**SUPPLIED INFORMATION:**
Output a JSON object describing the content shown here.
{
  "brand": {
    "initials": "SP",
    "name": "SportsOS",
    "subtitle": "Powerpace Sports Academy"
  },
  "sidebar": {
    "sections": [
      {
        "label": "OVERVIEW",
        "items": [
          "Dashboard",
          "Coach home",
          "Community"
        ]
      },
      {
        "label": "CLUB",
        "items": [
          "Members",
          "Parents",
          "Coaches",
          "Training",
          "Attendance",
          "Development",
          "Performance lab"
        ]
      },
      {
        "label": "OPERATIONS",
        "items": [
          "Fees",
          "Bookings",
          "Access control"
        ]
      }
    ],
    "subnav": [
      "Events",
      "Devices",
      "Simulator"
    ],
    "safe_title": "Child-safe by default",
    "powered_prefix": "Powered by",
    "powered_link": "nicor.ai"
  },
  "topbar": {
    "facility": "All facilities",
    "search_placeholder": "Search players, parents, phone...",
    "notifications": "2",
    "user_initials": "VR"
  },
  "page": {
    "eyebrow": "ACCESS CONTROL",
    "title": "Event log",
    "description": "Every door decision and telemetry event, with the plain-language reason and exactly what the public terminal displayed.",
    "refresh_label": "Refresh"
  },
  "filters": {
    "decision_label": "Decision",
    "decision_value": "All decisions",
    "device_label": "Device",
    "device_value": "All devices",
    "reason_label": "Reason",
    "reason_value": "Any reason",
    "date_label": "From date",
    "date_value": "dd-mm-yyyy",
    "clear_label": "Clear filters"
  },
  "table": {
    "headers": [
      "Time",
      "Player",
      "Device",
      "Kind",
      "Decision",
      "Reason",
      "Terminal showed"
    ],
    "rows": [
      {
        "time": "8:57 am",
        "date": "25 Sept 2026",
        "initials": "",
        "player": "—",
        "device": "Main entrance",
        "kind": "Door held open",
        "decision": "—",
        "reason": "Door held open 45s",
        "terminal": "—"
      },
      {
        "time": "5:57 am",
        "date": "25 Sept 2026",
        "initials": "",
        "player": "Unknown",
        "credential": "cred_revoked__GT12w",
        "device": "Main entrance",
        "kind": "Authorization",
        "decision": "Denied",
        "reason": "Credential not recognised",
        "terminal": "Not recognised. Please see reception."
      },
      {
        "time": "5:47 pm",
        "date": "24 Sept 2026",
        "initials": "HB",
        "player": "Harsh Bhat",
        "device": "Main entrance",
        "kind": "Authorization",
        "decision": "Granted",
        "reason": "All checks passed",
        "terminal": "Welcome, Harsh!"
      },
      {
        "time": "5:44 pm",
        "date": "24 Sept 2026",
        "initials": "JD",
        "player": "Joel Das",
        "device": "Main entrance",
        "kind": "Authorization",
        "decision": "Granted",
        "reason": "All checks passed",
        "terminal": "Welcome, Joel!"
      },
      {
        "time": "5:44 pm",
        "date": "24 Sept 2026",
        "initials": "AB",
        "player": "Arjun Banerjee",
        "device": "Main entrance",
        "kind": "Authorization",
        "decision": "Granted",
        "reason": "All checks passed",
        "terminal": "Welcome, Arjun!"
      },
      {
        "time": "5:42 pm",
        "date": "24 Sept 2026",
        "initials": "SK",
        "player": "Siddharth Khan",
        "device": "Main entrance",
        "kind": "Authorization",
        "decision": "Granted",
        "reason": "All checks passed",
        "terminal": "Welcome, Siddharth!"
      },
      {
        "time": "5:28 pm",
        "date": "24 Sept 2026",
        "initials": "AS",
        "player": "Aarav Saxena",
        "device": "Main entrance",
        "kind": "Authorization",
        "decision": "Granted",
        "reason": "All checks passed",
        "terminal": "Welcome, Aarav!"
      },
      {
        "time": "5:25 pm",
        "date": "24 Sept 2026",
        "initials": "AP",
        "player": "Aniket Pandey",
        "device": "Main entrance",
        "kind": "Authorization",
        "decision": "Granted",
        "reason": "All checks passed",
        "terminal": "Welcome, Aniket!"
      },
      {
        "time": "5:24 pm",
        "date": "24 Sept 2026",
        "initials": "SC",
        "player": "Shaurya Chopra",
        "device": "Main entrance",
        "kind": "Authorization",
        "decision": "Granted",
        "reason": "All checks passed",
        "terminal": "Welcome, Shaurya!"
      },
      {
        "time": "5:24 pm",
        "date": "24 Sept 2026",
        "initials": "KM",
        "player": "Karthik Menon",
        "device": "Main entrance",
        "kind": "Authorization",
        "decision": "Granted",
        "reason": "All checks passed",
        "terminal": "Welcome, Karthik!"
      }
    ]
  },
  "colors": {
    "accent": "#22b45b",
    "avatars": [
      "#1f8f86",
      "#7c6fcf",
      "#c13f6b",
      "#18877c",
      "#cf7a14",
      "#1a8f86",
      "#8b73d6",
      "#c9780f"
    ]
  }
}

**WORK TO BE COMPLETED:**
Look through the entries and find each line that has the string "Welcome". Copy those lines.

**RESPONSE TO THE EXERCISE:**
        "terminal": "Welcome, Harsh!"
        "terminal": "Welcome, Joel!"
        "terminal": "Welcome, Arjun!"
        "terminal": "Welcome, Siddharth!"
        "terminal": "Welcome, Aarav!"
        "terminal": "Welcome, Aniket!"
        "terminal": "Welcome, Shaurya!"
        "terminal": "Welcome, Karthik!"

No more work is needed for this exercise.